[Dataset entries]
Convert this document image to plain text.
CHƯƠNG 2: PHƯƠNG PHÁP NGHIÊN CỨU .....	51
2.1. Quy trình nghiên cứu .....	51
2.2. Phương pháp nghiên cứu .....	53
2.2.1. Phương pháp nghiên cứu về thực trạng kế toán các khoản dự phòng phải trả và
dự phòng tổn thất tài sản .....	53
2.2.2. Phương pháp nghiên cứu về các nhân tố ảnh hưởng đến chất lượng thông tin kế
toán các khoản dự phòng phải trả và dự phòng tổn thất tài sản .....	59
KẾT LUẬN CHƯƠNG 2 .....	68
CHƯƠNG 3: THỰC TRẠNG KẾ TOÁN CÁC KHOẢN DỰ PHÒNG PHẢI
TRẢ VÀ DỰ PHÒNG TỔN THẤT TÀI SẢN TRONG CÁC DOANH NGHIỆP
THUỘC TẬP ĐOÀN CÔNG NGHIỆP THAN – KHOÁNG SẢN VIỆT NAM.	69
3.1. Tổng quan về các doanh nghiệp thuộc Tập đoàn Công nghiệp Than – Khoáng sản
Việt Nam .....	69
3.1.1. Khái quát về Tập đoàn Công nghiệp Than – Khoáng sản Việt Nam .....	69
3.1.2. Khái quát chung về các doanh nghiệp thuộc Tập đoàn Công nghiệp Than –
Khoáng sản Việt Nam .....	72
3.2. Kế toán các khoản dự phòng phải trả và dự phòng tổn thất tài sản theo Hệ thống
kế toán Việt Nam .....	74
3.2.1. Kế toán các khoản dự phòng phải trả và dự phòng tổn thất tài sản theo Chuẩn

## What the task asks
Search the entries for the word "CHƯƠNG", then list each line that holds it.

## Solution to the problem
CHƯƠNG 2: PHƯƠNG PHÁP NGHIÊN CỨU .....	51
KẾT LUẬN CHƯƠNG 2 .....	68
CHƯƠNG 3: THỰC TRẠNG KẾ TOÁN CÁC KHOẢN DỰ PHÒNG PHẢI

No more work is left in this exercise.